**SET EXERCISE**. Reproduce the entries below in full, word for word.

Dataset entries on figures
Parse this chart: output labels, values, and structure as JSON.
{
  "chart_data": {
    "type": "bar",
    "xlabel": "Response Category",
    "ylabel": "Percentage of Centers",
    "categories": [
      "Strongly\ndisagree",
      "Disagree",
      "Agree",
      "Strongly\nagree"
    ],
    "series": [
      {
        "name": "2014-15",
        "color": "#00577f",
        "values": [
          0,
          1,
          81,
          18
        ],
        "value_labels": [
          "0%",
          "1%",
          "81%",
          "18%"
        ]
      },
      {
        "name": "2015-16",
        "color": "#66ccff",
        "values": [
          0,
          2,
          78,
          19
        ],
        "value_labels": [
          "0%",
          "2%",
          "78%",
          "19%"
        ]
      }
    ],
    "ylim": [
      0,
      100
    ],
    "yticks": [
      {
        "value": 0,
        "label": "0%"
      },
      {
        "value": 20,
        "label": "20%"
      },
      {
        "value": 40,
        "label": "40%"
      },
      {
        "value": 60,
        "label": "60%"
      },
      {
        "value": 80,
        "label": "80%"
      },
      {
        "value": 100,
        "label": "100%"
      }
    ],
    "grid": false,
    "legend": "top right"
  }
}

**WRITTEN SOLUTION**.
Parse this chart: output labels, values, and structure as JSON.
{
  "chart_data": {
    "type": "bar",
    "xlabel": "Response Category",
    "ylabel": "Percentage of Centers",
    "categories": [
      "Strongly\ndisagree",
      "Disagree",
      "Agree",
      "Strongly\nagree"
    ],
    "series": [
      {
        "name": "2014-15",
        "color": "#00577f",
        "values": [
          0,
          1,
          81,
          18
        ],
        "value_labels": [
          "0%",
          "1%",
          "81%",
          "18%"
        ]
      },
      {
        "name": "2015-16",
        "color": "#66ccff",
        "values": [
          0,
          2,
          78,
          19
        ],
        "value_labels": [
          "0%",
          "2%",
          "78%",
          "19%"
        ]
      }
    ],
    "ylim": [
      0,
      100
    ],
    "yticks": [
      {
        "value": 0,
        "label": "0%"
      },
      {
        "value": 20,
        "label": "20%"
      },
      {
        "value": 40,
        "label": "40%"
      },
      {
        "value": 60,
        "label": "60%"
      },
      {
        "value": 80,
        "label": "80%"
      },
      {
        "value": 100,
        "label": "100%"
      }
    ],
    "grid": false,
    "legend": "top right"
  }
}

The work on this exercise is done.